__To be done__
Restate the listing below word for word, omitting any images.

Dataset listings of figures

- - - -

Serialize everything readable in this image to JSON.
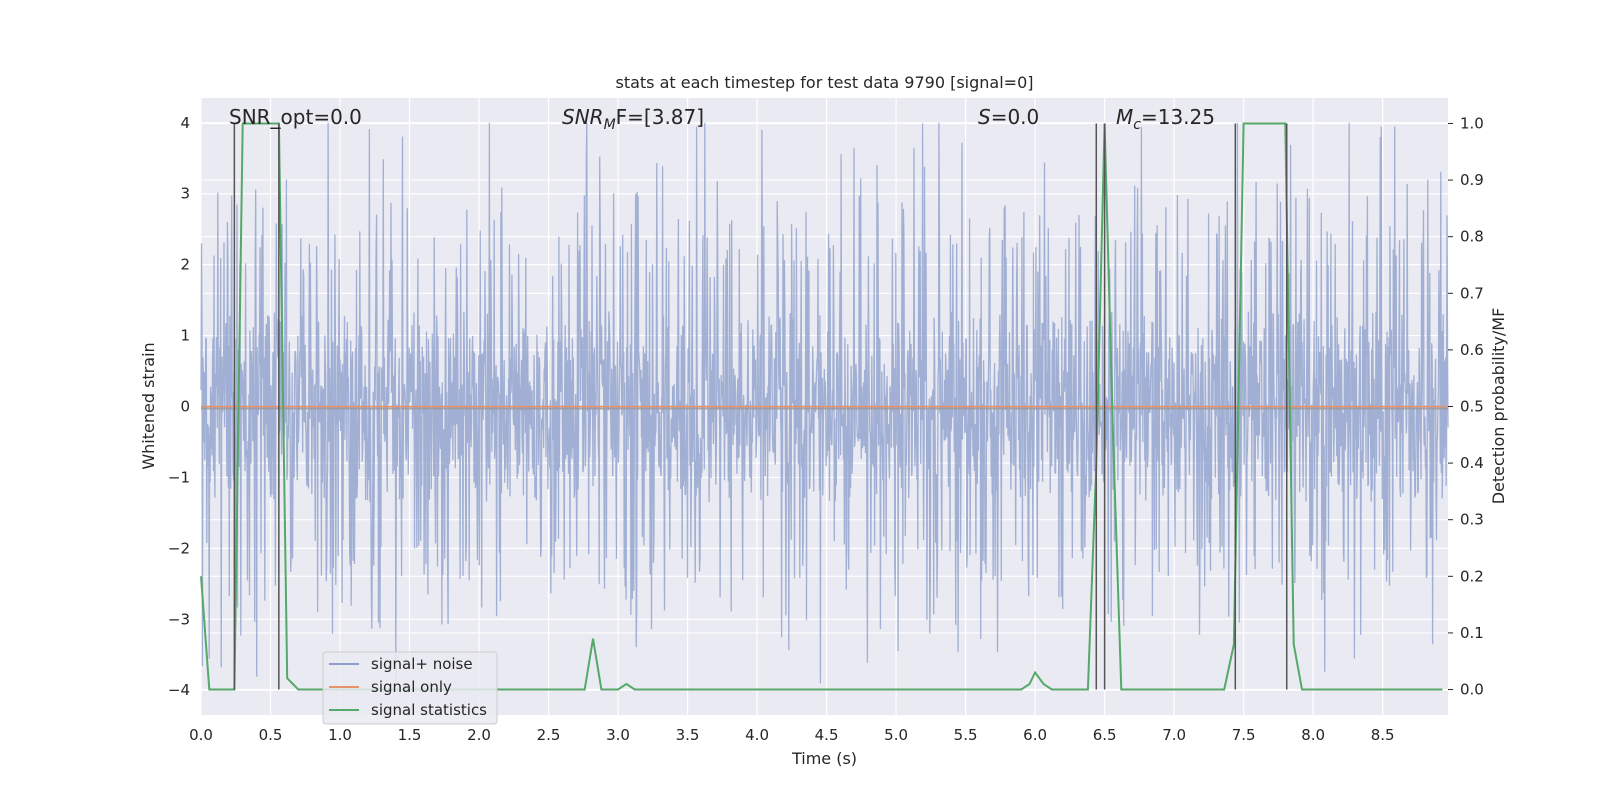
{
  "chart_data": {
    "type": "line",
    "title": "stats at each timestep for test data 9790 [signal=0]",
    "xlabel": "Time (s)",
    "ylabel_left": "Whitened strain",
    "ylabel_right": "Detection probability/MF",
    "xlim": [
      0.0,
      8.97
    ],
    "ylim_left": [
      -4.35,
      4.35
    ],
    "ylim_right": [
      -0.045,
      1.045
    ],
    "x_ticks": [
      "0.0",
      "0.5",
      "1.0",
      "1.5",
      "2.0",
      "2.5",
      "3.0",
      "3.5",
      "4.0",
      "4.5",
      "5.0",
      "5.5",
      "6.0",
      "6.5",
      "7.0",
      "7.5",
      "8.0",
      "8.5"
    ],
    "y_ticks_left": [
      "−4",
      "−3",
      "−2",
      "−1",
      "0",
      "1",
      "2",
      "3",
      "4"
    ],
    "y_ticks_right": [
      "0.0",
      "0.1",
      "0.2",
      "0.3",
      "0.4",
      "0.5",
      "0.6",
      "0.7",
      "0.8",
      "0.9",
      "1.0"
    ],
    "grid": true,
    "legend_position": "lower-left",
    "annotations": {
      "snr_opt": "SNR_opt=0.0",
      "snr_mf_main": "SNR",
      "snr_mf_sub": "M",
      "snr_mf_rest": "F=[3.87]",
      "s_main": "S",
      "s_rest": "=0.0",
      "mc_main": "M",
      "mc_sub": "c",
      "mc_rest": "=13.25"
    },
    "series": [
      {
        "name": "signal+ noise",
        "color": "#8da0cb",
        "description_values": "whitened noise time series, roughly within [-3.9, 4.0]"
      },
      {
        "name": "signal only",
        "color": "#e8916a",
        "values_constant": 0.0
      },
      {
        "name": "signal statistics",
        "color": "#55a868",
        "axis": "right",
        "x": [
          0.0,
          0.06,
          0.12,
          0.18,
          0.24,
          0.3,
          0.36,
          0.42,
          0.48,
          0.56,
          0.62,
          0.7,
          0.8,
          0.9,
          1.0,
          1.5,
          2.0,
          2.5,
          2.7,
          2.76,
          2.82,
          2.88,
          3.0,
          3.06,
          3.12,
          3.5,
          4.0,
          4.5,
          5.0,
          5.3,
          5.4,
          5.9,
          5.96,
          6.0,
          6.06,
          6.12,
          6.2,
          6.3,
          6.38,
          6.44,
          6.5,
          6.56,
          6.62,
          6.7,
          7.0,
          7.36,
          7.43,
          7.5,
          7.6,
          7.7,
          7.8,
          7.86,
          7.92,
          8.0,
          8.5,
          8.93
        ],
        "values": [
          0.2,
          0.0,
          0.0,
          0.0,
          0.0,
          1.0,
          1.0,
          1.0,
          1.0,
          1.0,
          0.02,
          0.0,
          0.0,
          0.0,
          0.0,
          0.0,
          0.0,
          0.0,
          0.0,
          0.0,
          0.09,
          0.0,
          0.0,
          0.01,
          0.0,
          0.0,
          0.0,
          0.0,
          0.0,
          0.0,
          0.0,
          0.0,
          0.01,
          0.03,
          0.01,
          0.0,
          0.0,
          0.0,
          0.0,
          0.4,
          1.0,
          0.45,
          0.0,
          0.0,
          0.0,
          0.0,
          0.08,
          1.0,
          1.0,
          1.0,
          1.0,
          0.08,
          0.0,
          0.0,
          0.0,
          0.0
        ]
      }
    ],
    "vlines": {
      "color": "#555555",
      "x": [
        0.24,
        0.56,
        6.44,
        6.5,
        7.44,
        7.81
      ]
    }
  }
}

- - - -

__Result__
Serialize everything readable in this image to JSON.
{
  "chart_data": {
    "type": "line",
    "title": "stats at each timestep for test data 9790 [signal=0]",
    "xlabel": "Time (s)",
    "ylabel_left": "Whitened strain",
    "ylabel_right": "Detection probability/MF",
    "xlim": [
      0.0,
      8.97
    ],
    "ylim_left": [
      -4.35,
      4.35
    ],
    "ylim_right": [
      -0.045,
      1.045
    ],
    "x_ticks": [
      "0.0",
      "0.5",
      "1.0",
      "1.5",
      "2.0",
      "2.5",
      "3.0",
      "3.5",
      "4.0",
      "4.5",
      "5.0",
      "5.5",
      "6.0",
      "6.5",
      "7.0",
      "7.5",
      "8.0",
      "8.5"
    ],
    "y_ticks_left": [
      "−4",
      "−3",
      "−2",
      "−1",
      "0",
      "1",
      "2",
      "3",
      "4"
    ],
    "y_ticks_right": [
      "0.0",
      "0.1",
      "0.2",
      "0.3",
      "0.4",
      "0.5",
      "0.6",
      "0.7",
      "0.8",
      "0.9",
      "1.0"
    ],
    "grid": true,
    "legend_position": "lower-left",
    "annotations": {
      "snr_opt": "SNR_opt=0.0",
      "snr_mf_main": "SNR",
      "snr_mf_sub": "M",
      "snr_mf_rest": "F=[3.87]",
      "s_main": "S",
      "s_rest": "=0.0",
      "mc_main": "M",
      "mc_sub": "c",
      "mc_rest": "=13.25"
    },
    "series": [
      {
        "name": "signal+ noise",
        "color": "#8da0cb",
        "description_values": "whitened noise time series, roughly within [-3.9, 4.0]"
      },
      {
        "name": "signal only",
        "color": "#e8916a",
        "values_constant": 0.0
      },
      {
        "name": "signal statistics",
        "color": "#55a868",
        "axis": "right",
        "x": [
          0.0,
          0.06,
          0.12,
          0.18,
          0.24,
          0.3,
          0.36,
          0.42,
          0.48,
          0.56,
          0.62,
          0.7,
          0.8,
          0.9,
          1.0,
          1.5,
          2.0,
          2.5,
          2.7,
          2.76,
          2.82,
          2.88,
          3.0,
          3.06,
          3.12,
          3.5,
          4.0,
          4.5,
          5.0,
          5.3,
          5.4,
          5.9,
          5.96,
          6.0,
          6.06,
          6.12,
          6.2,
          6.3,
          6.38,
          6.44,
          6.5,
          6.56,
          6.62,
          6.7,
          7.0,
          7.36,
          7.43,
          7.5,
          7.6,
          7.7,
          7.8,
          7.86,
          7.92,
          8.0,
          8.5,
          8.93
        ],
        "values": [
          0.2,
          0.0,
          0.0,
          0.0,
          0.0,
          1.0,
          1.0,
          1.0,
          1.0,
          1.0,
          0.02,
          0.0,
          0.0,
          0.0,
          0.0,
          0.0,
          0.0,
          0.0,
          0.0,
          0.0,
          0.09,
          0.0,
          0.0,
          0.01,
          0.0,
          0.0,
          0.0,
          0.0,
          0.0,
          0.0,
          0.0,
          0.0,
          0.01,
          0.03,
          0.01,
          0.0,
          0.0,
          0.0,
          0.0,
          0.4,
          1.0,
          0.45,
          0.0,
          0.0,
          0.0,
          0.0,
          0.08,
          1.0,
          1.0,
          1.0,
          1.0,
          0.08,
          0.0,
          0.0,
          0.0,
          0.0
        ]
      }
    ],
    "vlines": {
      "color": "#555555",
      "x": [
        0.24,
        0.56,
        6.44,
        6.5,
        7.44,
        7.81
      ]
    }
  }
}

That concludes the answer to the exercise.